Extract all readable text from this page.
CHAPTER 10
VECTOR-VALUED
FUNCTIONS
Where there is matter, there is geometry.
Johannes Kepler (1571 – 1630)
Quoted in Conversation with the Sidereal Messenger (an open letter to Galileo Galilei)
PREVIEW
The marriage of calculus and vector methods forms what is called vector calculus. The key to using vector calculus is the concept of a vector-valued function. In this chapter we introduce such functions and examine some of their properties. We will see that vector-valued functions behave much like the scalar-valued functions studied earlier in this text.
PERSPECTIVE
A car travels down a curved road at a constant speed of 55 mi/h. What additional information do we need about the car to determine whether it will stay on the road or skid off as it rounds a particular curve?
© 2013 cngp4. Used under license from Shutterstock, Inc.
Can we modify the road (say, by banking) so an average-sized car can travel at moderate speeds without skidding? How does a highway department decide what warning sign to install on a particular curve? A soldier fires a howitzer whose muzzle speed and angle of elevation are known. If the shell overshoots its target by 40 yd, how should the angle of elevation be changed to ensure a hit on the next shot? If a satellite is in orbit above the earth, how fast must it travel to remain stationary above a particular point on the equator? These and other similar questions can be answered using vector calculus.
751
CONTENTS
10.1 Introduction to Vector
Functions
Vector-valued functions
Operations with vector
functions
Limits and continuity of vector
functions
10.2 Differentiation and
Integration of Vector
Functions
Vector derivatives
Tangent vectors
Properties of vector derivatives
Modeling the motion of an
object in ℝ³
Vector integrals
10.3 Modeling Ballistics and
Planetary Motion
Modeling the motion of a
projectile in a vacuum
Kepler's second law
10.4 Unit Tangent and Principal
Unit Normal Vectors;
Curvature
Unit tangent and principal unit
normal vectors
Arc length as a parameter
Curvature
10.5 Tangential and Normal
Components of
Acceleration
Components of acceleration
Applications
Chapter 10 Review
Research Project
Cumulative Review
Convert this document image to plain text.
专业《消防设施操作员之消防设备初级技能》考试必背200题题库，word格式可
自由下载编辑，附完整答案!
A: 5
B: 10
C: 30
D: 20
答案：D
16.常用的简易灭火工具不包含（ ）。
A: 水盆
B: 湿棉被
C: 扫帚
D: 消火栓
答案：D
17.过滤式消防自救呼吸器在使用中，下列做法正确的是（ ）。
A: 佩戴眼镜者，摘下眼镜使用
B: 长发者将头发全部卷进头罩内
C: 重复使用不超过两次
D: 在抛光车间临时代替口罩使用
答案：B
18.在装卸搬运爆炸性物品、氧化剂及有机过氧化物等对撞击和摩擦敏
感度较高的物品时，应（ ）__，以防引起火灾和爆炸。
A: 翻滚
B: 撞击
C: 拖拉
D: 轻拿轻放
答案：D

• _Aim of the exercise_: Give back, exactly as written, the lines from the one with "Convert this document image to plain text." to the last line.

• _Task solution_:
Convert this document image to plain text.
专业《消防设施操作员之消防设备初级技能》考试必背200题题库，word格式可
自由下载编辑，附完整答案!
A: 5
B: 10
C: 30
D: 20
答案：D
16.常用的简易灭火工具不包含（ ）。
A: 水盆
B: 湿棉被
C: 扫帚
D: 消火栓
答案：D
17.过滤式消防自救呼吸器在使用中，下列做法正确的是（ ）。
A: 佩戴眼镜者，摘下眼镜使用
B: 长发者将头发全部卷进头罩内
C: 重复使用不超过两次
D: 在抛光车间临时代替口罩使用
答案：B
18.在装卸搬运爆炸性物品、氧化剂及有机过氧化物等对撞击和摩擦敏
感度较高的物品时，应（ ）__，以防引起火灾和爆炸。
A: 翻滚
B: 撞击
C: 拖拉
D: 轻拿轻放
答案：D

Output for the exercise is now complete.